** start of Task data **

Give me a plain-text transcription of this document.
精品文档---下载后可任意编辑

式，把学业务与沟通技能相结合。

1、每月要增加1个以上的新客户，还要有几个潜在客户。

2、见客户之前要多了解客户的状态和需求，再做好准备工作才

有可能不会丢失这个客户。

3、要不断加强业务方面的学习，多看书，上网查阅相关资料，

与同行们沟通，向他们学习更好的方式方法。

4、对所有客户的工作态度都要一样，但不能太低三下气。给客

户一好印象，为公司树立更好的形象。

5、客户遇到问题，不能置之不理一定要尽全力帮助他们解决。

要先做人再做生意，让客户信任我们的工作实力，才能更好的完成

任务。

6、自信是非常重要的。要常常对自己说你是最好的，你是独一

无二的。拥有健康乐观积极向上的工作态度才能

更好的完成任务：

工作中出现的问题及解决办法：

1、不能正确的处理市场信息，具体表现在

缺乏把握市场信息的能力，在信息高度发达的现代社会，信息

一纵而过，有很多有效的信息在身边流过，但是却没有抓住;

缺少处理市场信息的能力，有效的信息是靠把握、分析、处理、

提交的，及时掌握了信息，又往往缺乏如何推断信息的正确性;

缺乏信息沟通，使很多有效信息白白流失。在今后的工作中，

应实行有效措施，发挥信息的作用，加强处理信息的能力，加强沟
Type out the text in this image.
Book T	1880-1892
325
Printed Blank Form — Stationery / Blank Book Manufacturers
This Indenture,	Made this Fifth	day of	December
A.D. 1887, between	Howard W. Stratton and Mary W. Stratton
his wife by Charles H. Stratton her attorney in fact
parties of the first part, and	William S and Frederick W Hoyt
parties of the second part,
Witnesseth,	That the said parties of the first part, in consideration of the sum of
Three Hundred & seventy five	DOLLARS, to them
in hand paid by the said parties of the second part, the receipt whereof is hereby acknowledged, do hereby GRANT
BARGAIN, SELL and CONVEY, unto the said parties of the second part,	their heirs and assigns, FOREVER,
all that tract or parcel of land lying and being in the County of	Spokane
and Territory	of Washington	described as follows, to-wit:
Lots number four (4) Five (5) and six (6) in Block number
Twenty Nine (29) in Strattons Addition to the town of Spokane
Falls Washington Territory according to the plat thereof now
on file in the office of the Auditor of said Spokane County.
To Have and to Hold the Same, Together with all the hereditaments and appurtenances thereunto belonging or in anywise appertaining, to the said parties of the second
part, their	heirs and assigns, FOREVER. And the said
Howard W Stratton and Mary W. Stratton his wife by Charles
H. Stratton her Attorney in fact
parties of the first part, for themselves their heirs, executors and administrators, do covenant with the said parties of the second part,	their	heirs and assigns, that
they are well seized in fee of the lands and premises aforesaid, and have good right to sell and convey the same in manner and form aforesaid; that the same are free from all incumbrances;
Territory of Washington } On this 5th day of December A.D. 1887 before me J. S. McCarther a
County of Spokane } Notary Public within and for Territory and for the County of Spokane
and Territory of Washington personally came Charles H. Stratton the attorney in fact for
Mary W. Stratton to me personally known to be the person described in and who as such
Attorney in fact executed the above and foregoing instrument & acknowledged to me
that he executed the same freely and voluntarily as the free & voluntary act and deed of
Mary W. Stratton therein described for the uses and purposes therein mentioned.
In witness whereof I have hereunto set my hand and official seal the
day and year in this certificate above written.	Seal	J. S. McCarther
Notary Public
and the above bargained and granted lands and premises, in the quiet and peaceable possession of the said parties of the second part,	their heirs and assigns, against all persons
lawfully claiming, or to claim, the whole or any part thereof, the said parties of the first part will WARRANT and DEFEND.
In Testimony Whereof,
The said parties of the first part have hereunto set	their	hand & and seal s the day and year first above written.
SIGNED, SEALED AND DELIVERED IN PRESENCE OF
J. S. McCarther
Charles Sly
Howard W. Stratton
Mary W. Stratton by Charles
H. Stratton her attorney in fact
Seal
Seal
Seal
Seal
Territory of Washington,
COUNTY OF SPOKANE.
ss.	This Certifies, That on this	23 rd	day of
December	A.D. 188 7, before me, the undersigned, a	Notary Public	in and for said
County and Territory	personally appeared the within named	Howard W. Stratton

** end of Task data **

_Your task_
Look through the records and gather each line with the word "McCarther".

_Result of this task_
Territory of Washington } On this 5th day of December A.D. 1887 before me J. S. McCarther a
day and year in this certificate above written.	Seal	J. S. McCarther
J. S. McCarther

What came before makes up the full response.